[The problem] Work out how many lines in the data that follows contain "Harnblase". Write nothing but the number.

[Record excerpts]
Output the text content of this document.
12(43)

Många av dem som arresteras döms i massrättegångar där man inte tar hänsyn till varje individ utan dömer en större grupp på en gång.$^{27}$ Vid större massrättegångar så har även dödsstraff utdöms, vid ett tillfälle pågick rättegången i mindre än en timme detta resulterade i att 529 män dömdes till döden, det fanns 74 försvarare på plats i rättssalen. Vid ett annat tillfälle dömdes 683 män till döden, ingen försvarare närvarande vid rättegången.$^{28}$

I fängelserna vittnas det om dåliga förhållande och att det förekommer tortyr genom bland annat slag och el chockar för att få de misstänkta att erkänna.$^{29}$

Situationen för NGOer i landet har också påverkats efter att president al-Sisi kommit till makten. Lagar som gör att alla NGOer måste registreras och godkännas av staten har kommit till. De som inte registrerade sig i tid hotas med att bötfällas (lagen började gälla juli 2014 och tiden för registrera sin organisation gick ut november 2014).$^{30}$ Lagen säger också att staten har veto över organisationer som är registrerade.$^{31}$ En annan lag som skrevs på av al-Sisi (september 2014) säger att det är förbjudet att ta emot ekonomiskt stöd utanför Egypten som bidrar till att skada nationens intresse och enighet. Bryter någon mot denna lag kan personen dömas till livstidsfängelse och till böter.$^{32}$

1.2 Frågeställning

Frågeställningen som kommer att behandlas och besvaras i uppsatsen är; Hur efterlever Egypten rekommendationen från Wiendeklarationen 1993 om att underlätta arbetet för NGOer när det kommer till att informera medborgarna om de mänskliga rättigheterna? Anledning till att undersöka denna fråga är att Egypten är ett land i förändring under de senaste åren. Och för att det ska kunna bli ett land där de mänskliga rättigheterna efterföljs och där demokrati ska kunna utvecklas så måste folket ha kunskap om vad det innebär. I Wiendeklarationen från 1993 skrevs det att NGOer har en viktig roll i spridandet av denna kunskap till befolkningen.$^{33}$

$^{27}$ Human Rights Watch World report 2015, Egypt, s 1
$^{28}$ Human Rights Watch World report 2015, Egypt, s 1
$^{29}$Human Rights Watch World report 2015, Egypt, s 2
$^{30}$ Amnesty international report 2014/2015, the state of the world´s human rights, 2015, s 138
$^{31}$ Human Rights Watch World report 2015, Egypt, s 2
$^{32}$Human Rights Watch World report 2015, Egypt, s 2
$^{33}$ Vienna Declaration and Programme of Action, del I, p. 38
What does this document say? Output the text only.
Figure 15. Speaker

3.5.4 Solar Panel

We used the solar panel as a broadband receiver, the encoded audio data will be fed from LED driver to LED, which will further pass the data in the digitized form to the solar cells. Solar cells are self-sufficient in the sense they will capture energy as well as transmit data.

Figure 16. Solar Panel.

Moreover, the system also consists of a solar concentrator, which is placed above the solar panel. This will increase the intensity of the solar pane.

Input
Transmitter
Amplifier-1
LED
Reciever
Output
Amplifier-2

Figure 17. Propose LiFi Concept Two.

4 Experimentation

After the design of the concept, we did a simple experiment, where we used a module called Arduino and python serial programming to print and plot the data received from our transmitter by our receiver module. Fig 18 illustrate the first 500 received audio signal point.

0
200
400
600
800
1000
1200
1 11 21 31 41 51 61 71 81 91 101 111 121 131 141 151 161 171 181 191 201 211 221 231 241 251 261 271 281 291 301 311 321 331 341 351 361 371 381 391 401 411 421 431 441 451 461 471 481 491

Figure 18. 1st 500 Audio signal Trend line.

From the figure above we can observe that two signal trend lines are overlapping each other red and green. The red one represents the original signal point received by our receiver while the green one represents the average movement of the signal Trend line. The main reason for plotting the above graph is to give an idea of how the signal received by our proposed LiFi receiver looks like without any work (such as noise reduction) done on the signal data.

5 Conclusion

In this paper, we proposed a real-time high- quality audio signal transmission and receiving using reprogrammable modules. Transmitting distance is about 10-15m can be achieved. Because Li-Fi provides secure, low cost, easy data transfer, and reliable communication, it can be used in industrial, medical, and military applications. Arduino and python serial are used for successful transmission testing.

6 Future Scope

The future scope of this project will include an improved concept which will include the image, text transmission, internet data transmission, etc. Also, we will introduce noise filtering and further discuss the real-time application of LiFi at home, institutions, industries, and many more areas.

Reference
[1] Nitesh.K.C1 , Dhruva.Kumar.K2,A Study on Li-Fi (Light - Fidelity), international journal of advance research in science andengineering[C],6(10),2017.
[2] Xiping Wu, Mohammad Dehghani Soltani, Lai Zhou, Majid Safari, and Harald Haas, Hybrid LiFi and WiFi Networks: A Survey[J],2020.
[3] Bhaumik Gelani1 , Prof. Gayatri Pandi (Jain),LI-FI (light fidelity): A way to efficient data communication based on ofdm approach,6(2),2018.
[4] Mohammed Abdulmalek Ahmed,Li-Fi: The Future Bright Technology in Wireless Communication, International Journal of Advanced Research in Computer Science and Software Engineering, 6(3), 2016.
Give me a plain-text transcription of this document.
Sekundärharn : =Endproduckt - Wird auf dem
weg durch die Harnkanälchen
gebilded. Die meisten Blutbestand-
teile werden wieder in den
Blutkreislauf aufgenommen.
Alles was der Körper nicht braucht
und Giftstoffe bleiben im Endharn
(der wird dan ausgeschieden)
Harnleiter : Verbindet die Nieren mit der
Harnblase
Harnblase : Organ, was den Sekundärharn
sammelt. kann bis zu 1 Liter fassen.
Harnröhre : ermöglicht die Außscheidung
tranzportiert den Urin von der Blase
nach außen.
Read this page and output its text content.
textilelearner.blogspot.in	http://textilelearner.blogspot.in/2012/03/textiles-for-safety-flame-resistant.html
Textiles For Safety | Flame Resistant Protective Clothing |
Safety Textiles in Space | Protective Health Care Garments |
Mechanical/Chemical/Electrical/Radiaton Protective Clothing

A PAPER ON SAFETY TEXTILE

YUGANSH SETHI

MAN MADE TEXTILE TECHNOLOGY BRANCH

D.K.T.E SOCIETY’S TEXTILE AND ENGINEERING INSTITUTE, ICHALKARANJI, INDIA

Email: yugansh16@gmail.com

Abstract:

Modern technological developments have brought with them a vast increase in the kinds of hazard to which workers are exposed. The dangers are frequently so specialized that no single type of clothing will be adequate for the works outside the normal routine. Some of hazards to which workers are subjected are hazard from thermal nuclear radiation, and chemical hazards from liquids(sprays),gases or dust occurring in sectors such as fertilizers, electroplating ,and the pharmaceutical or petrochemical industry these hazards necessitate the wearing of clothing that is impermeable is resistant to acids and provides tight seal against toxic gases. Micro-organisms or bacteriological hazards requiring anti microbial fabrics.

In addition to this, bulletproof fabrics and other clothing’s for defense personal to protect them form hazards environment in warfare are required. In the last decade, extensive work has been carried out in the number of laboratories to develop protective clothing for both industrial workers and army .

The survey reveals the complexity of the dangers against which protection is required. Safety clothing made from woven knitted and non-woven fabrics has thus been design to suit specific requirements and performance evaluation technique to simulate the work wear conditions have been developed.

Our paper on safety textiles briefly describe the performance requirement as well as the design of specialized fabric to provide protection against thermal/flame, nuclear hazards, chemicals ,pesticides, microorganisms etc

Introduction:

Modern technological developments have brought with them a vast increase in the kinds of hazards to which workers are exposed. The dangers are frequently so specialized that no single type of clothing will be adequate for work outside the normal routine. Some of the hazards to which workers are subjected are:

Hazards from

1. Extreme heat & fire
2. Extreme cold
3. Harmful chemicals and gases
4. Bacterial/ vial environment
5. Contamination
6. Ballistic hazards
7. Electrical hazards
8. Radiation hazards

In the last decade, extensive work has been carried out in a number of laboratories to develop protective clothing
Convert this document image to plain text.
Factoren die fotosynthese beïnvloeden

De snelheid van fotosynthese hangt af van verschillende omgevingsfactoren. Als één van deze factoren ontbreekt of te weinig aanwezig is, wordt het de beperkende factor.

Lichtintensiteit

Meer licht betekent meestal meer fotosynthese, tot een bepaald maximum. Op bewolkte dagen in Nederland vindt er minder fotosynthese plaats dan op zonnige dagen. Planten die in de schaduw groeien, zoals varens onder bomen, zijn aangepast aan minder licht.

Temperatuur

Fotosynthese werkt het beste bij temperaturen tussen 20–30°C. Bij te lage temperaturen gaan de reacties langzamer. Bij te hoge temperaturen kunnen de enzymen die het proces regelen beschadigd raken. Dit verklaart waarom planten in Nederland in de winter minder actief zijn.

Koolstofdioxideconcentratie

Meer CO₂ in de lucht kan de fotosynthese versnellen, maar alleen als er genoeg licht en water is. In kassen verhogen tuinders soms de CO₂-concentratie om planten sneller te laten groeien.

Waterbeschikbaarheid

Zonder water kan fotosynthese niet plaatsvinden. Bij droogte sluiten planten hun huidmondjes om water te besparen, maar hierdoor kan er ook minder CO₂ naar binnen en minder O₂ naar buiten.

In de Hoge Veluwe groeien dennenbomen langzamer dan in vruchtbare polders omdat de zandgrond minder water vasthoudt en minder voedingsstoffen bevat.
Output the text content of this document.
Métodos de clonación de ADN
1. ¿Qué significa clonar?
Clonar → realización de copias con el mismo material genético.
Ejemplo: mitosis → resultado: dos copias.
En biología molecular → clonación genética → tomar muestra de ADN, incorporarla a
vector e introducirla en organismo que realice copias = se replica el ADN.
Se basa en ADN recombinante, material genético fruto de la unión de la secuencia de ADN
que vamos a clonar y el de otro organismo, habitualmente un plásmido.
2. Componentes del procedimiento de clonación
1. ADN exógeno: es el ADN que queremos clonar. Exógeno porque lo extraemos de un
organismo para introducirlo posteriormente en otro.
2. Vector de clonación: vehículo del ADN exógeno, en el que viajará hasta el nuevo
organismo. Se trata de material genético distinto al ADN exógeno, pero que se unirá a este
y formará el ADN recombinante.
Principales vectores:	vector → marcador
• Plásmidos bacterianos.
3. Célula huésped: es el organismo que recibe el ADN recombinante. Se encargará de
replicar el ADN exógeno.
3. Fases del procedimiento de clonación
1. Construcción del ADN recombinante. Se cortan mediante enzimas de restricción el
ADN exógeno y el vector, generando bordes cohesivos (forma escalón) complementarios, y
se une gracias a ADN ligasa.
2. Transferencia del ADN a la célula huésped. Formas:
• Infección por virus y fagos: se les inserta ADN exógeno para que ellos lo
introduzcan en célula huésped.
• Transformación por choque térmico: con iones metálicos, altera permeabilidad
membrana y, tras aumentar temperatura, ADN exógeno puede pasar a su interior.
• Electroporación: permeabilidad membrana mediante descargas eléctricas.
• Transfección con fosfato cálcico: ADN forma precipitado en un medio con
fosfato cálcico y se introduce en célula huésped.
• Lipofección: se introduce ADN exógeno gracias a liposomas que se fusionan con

[Solution to this exercise] 2